GIVEN EXERCISE: Extract all lines from the data beneath that include the word "учреждений".

Dataset entries
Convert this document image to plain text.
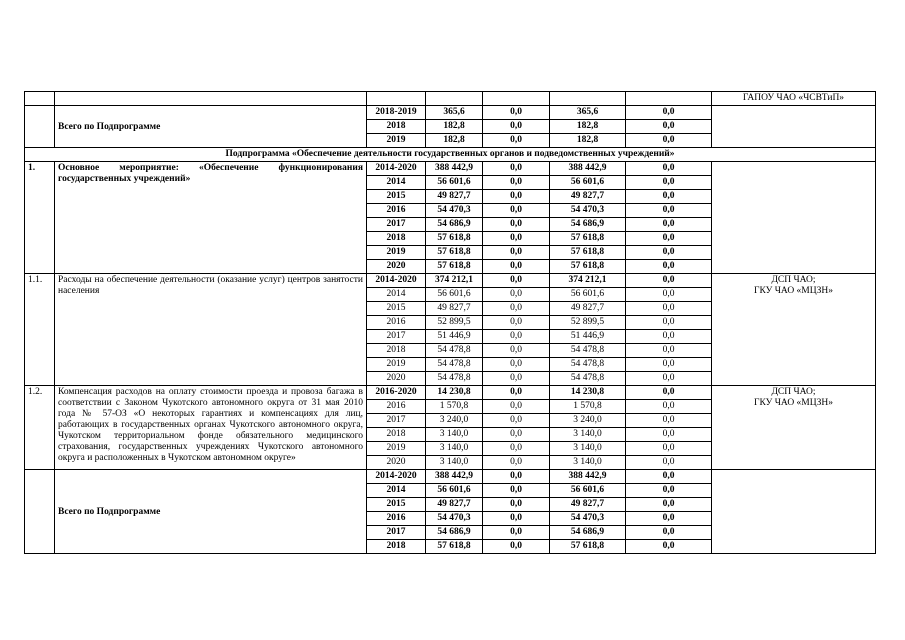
							ГАПОУ ЧАО «ЧСВТиП»
	Всего по Подпрограмме	2018-2019	365,6	0,0	365,6	0,0	
		2018	182,8	0,0	182,8	0,0	
		2019	182,8	0,0	182,8	0,0	
Подпрограмма «Обеспечение деятельности государственных органов и подведомственных учреждений»							
1.	Основное мероприятие: «Обеспечение функционирования государственных учреждений»	2014-2020	388 442,9	0,0	388 442,9	0,0	
		2014	56 601,6	0,0	56 601,6	0,0	
		2015	49 827,7	0,0	49 827,7	0,0	
		2016	54 470,3	0,0	54 470,3	0,0	
		2017	54 686,9	0,0	54 686,9	0,0	
		2018	57 618,8	0,0	57 618,8	0,0	
		2019	57 618,8	0,0	57 618,8	0,0	
		2020	57 618,8	0,0	57 618,8	0,0	
1.1.	Расходы на обеспечение деятельности (оказание услуг) центров занятости населения	2014-2020	374 212,1	0,0	374 212,1	0,0	ДСП ЧАО;
ГКУ ЧАО «МЦЗН»
		2014	56 601,6	0,0	56 601,6	0,0	
		2015	49 827,7	0,0	49 827,7	0,0	
		2016	52 899,5	0,0	52 899,5	0,0	
		2017	51 446,9	0,0	51 446,9	0,0	
		2018	54 478,8	0,0	54 478,8	0,0	
		2019	54 478,8	0,0	54 478,8	0,0	
		2020	54 478,8	0,0	54 478,8	0,0	
1.2.	Компенсация расходов на оплату стоимости проезда и провоза багажа в соответствии с Законом Чукотского автономного округа от 31 мая 2010 года № 57-ОЗ «О некоторых гарантиях и компенсациях для лиц, работающих в государственных органах Чукотского автономного округа, Чукотском территориальном фонде обязательного медицинского страхования, государственных учреждениях Чукотского автономного округа и расположенных в Чукотском автономном округе»	2016-2020	14 230,8	0,0	14 230,8	0,0	ДСП ЧАО;
ГКУ ЧАО «МЦЗН»
		2016	1 570,8	0,0	1 570,8	0,0	
		2017	3 240,0	0,0	3 240,0	0,0	
		2018	3 140,0	0,0	3 140,0	0,0	
		2019	3 140,0	0,0	3 140,0	0,0	
		2020	3 140,0	0,0	3 140,0	0,0	
	Всего по Подпрограмме	2014-2020	388 442,9	0,0	388 442,9	0,0	
		2014	56 601,6	0,0	56 601,6	0,0	
		2015	49 827,7	0,0	49 827,7	0,0	
		2016	54 470,3	0,0	54 470,3	0,0	
		2017	54 686,9	0,0	54 686,9	0,0	
		2018	57 618,8	0,0	57 618,8	0,0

RESULT OF THIS EXERCISE:
Подпрограмма «Обеспечение деятельности государственных органов и подведомственных учреждений»							
1.	Основное мероприятие: «Обеспечение функционирования государственных учреждений»	2014-2020	388 442,9	0,0	388 442,9	0,0	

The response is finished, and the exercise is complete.